[What you are asked to do] In the data, extract each line that holds the string "text".

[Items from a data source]
====================
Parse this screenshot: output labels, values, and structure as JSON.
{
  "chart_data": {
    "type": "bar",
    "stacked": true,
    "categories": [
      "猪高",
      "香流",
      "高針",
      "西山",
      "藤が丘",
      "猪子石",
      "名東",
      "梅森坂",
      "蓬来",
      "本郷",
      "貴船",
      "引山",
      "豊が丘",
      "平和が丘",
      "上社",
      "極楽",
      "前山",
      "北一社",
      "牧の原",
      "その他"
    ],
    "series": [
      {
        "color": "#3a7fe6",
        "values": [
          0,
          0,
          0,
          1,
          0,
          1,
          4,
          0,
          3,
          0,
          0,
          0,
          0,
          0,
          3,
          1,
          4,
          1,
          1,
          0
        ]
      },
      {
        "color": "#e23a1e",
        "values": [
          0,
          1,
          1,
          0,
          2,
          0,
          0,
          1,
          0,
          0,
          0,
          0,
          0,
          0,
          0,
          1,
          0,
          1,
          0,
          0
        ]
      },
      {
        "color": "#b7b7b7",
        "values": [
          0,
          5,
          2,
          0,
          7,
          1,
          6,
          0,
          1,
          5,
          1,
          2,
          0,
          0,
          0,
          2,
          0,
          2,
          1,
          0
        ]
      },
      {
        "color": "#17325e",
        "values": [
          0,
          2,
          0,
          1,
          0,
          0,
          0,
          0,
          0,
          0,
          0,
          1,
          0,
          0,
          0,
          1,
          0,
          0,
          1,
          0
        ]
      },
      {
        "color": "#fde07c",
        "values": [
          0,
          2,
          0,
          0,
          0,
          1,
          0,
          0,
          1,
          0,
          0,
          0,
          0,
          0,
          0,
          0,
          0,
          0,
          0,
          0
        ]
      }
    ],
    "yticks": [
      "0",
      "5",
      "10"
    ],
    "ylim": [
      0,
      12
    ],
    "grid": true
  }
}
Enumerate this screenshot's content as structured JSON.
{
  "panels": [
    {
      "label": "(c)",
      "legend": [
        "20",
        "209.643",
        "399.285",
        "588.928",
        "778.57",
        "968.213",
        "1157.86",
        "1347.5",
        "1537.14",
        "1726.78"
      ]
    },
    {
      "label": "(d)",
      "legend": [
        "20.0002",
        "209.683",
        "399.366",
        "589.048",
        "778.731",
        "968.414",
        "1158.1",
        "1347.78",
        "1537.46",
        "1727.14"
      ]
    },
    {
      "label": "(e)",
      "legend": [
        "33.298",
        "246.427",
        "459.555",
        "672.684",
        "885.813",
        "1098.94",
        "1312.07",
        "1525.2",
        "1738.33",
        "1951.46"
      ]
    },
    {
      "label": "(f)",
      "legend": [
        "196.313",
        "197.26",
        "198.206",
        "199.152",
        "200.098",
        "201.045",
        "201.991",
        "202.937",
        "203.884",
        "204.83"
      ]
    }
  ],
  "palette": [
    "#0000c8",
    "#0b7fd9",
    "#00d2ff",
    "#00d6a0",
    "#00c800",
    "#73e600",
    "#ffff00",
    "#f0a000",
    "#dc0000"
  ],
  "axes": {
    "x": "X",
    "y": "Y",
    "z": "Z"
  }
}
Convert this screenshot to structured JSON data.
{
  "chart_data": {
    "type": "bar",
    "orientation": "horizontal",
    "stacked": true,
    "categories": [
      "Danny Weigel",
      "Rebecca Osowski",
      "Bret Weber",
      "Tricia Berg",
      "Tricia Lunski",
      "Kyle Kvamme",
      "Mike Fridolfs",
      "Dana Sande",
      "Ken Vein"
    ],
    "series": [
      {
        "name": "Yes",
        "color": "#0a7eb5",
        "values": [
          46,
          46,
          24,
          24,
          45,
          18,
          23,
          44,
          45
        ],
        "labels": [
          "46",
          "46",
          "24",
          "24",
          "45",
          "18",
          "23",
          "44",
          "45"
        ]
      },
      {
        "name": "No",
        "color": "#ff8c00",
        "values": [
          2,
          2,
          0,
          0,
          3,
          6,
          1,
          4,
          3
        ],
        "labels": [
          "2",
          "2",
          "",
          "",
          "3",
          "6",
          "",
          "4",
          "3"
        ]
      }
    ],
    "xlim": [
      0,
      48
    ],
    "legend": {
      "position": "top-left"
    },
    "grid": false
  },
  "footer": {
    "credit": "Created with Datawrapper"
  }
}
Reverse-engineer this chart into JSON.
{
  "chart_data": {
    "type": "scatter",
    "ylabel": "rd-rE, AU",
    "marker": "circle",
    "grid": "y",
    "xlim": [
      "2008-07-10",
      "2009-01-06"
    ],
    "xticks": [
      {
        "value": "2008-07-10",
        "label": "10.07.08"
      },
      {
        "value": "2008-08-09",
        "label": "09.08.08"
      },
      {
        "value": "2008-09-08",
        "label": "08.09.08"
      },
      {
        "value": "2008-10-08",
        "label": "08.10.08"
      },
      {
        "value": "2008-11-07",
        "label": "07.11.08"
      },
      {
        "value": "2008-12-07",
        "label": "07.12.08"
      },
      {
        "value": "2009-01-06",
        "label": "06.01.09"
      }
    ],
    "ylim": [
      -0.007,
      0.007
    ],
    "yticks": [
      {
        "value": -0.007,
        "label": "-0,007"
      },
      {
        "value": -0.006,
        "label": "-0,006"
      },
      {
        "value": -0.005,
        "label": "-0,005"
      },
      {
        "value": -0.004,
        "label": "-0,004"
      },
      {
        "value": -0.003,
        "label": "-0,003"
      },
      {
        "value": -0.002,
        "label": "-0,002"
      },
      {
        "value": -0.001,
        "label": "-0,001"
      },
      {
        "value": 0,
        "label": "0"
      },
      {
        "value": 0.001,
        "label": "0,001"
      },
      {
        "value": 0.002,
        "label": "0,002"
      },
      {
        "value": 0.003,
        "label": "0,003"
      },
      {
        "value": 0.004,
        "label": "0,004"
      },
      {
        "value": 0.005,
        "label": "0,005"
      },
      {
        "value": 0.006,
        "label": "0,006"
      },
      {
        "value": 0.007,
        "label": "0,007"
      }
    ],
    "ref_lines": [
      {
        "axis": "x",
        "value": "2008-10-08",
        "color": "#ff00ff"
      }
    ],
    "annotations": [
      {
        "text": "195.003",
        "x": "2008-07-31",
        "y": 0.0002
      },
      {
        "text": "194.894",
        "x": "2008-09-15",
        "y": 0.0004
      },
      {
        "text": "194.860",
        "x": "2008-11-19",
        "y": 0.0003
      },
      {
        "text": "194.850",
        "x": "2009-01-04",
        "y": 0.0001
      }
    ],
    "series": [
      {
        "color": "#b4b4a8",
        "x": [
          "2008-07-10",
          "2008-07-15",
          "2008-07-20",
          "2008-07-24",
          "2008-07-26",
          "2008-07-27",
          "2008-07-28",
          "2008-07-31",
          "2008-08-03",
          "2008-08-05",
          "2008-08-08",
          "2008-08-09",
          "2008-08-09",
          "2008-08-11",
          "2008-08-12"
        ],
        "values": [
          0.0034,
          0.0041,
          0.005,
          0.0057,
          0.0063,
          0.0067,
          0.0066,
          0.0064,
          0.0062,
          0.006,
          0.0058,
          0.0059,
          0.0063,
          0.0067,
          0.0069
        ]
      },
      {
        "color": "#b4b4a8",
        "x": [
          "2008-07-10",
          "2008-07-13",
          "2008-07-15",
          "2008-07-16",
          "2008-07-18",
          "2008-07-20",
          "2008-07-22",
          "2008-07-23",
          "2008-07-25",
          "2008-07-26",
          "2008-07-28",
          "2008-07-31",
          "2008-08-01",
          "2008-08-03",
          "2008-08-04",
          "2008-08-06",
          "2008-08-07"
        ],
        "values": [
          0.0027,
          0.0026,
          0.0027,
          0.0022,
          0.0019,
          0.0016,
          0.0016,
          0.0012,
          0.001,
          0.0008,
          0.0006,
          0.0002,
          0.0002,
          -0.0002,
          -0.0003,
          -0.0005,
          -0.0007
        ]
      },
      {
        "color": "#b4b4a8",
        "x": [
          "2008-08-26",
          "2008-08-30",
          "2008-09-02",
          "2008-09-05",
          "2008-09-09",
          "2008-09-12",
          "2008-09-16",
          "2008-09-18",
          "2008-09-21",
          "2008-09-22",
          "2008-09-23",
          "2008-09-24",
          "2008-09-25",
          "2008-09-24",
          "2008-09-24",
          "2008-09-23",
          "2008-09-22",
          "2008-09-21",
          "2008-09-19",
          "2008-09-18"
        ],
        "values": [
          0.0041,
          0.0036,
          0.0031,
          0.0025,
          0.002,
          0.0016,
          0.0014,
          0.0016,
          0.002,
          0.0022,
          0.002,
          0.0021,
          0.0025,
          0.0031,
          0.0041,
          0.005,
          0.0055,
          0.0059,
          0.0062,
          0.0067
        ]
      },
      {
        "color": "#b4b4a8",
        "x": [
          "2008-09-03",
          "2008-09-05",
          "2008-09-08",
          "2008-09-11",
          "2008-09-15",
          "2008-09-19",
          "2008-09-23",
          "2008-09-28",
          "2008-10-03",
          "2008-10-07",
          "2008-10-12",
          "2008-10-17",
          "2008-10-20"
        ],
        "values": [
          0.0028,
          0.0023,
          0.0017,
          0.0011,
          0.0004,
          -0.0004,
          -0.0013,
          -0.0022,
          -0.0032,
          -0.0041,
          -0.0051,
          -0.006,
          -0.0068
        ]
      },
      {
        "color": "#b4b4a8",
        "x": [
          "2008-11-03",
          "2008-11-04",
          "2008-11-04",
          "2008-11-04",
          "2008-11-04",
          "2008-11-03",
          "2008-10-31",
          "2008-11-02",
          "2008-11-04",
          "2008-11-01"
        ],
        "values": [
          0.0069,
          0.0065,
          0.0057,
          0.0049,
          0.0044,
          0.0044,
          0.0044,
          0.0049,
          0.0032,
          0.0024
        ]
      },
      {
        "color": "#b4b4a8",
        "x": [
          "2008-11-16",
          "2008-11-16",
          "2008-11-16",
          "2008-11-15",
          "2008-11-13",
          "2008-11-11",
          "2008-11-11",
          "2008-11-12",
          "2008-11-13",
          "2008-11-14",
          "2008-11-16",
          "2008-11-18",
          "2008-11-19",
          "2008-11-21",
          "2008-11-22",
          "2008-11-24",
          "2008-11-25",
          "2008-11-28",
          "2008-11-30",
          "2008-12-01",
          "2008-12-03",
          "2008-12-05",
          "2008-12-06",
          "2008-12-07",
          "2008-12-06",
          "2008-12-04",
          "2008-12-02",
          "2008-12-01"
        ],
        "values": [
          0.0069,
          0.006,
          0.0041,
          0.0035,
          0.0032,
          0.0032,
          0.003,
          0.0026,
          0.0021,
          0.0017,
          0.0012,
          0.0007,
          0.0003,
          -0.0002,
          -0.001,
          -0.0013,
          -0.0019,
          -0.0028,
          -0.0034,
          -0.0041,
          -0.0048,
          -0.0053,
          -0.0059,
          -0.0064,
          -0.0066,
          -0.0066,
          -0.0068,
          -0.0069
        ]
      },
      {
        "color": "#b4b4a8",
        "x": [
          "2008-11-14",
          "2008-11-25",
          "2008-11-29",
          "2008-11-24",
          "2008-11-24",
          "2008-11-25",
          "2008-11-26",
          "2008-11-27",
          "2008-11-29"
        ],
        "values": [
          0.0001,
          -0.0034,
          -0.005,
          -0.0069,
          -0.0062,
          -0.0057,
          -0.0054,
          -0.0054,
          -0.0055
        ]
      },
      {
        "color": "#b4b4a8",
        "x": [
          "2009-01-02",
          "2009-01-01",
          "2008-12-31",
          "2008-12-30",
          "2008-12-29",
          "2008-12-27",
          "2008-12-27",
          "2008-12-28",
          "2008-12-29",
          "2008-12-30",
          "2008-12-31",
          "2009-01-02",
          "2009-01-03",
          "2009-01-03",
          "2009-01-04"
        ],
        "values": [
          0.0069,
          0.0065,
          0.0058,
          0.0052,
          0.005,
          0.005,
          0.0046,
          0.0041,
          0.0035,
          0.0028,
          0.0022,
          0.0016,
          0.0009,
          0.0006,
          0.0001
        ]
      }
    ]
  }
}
====================
[Response below]
        "text": "195.003",
        "text": "194.894",
        "text": "194.860",
        "text": "194.850",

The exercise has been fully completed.